┌──

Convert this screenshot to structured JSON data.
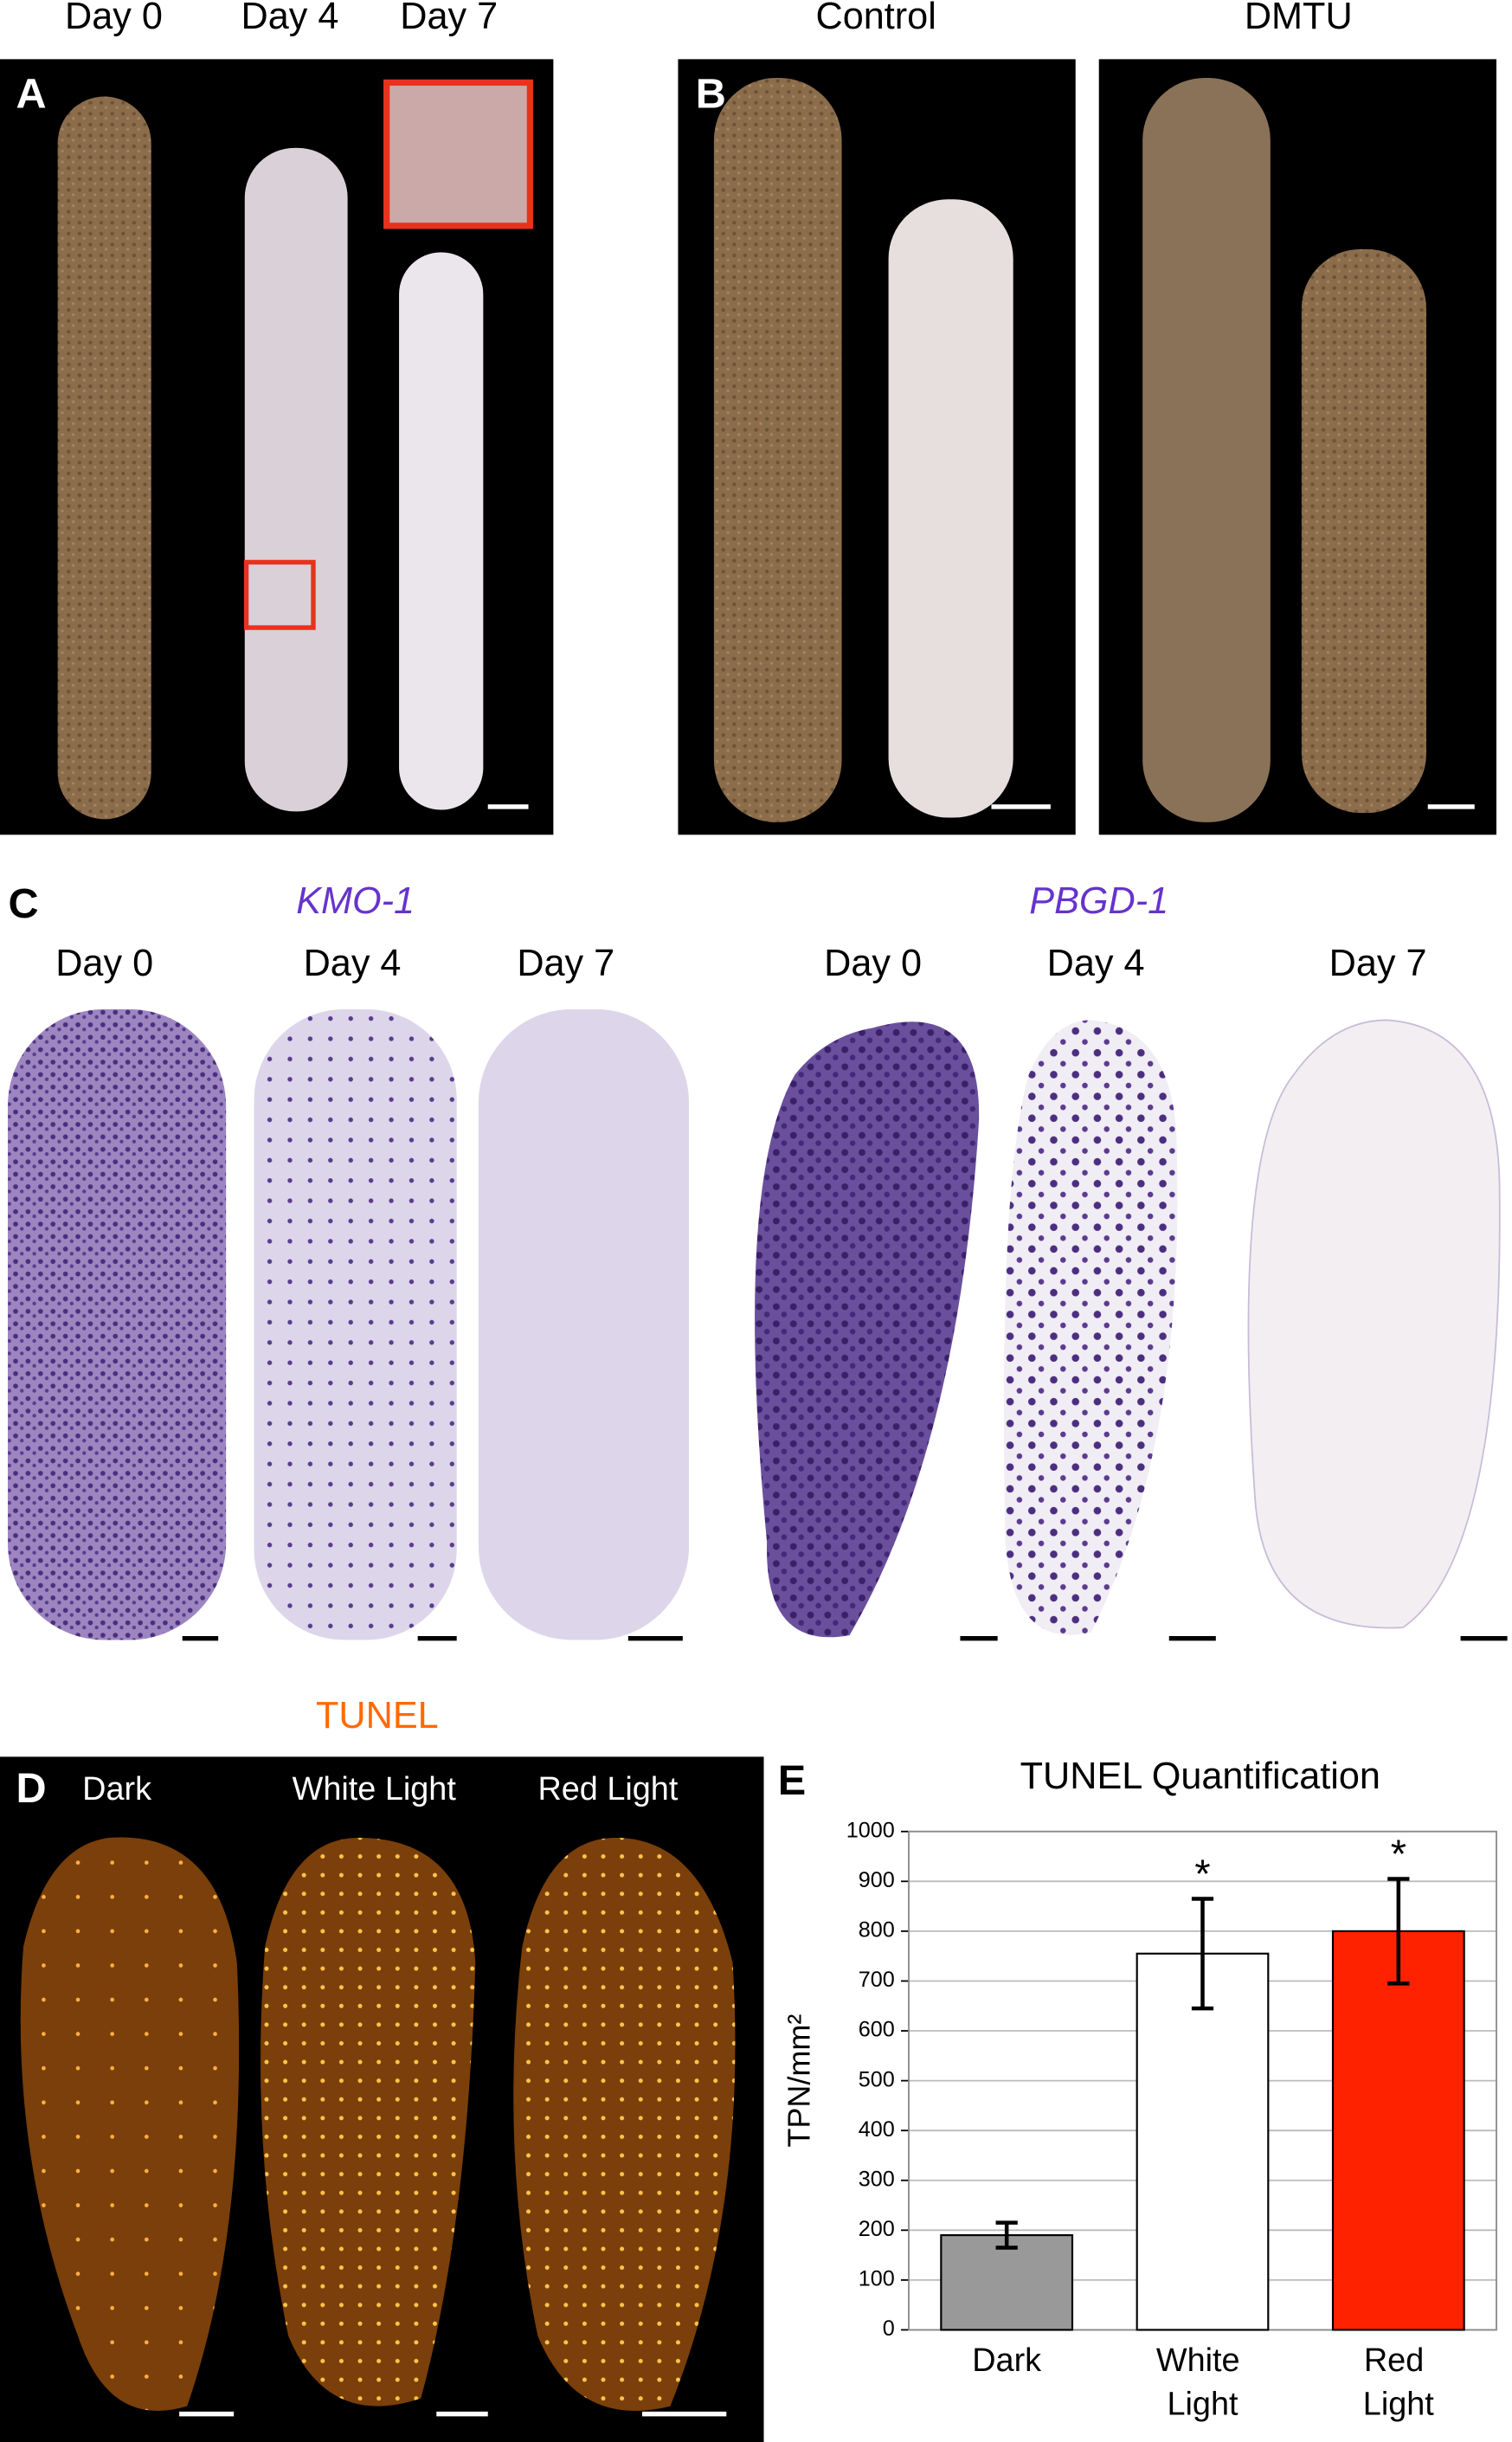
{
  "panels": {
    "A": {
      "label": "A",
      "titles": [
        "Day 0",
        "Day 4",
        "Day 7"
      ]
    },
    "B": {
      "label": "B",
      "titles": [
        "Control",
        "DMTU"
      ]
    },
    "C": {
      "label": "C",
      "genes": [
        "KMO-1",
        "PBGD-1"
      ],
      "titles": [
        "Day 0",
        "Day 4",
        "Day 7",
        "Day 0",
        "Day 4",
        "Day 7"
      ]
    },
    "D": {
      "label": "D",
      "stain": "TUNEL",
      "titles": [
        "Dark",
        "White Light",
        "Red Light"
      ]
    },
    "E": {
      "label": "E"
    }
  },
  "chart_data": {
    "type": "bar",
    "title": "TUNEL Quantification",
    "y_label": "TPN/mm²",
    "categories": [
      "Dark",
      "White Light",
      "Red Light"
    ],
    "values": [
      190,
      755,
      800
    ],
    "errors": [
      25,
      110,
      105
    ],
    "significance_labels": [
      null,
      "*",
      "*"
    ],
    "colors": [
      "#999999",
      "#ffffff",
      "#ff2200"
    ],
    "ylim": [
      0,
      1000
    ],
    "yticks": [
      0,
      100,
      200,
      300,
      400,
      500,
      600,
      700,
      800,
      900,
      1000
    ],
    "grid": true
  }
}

└──

Exercise requirements. Transcribe everything above exactly. Do not include the pictures.

Solution for this task.
Convert this screenshot to structured JSON data.
{
  "panels": {
    "A": {
      "label": "A",
      "titles": [
        "Day 0",
        "Day 4",
        "Day 7"
      ]
    },
    "B": {
      "label": "B",
      "titles": [
        "Control",
        "DMTU"
      ]
    },
    "C": {
      "label": "C",
      "genes": [
        "KMO-1",
        "PBGD-1"
      ],
      "titles": [
        "Day 0",
        "Day 4",
        "Day 7",
        "Day 0",
        "Day 4",
        "Day 7"
      ]
    },
    "D": {
      "label": "D",
      "stain": "TUNEL",
      "titles": [
        "Dark",
        "White Light",
        "Red Light"
      ]
    },
    "E": {
      "label": "E"
    }
  },
  "chart_data": {
    "type": "bar",
    "title": "TUNEL Quantification",
    "y_label": "TPN/mm²",
    "categories": [
      "Dark",
      "White Light",
      "Red Light"
    ],
    "values": [
      190,
      755,
      800
    ],
    "errors": [
      25,
      110,
      105
    ],
    "significance_labels": [
      null,
      "*",
      "*"
    ],
    "colors": [
      "#999999",
      "#ffffff",
      "#ff2200"
    ],
    "ylim": [
      0,
      1000
    ],
    "yticks": [
      0,
      100,
      200,
      300,
      400,
      500,
      600,
      700,
      800,
      900,
      1000
    ],
    "grid": true
  }
}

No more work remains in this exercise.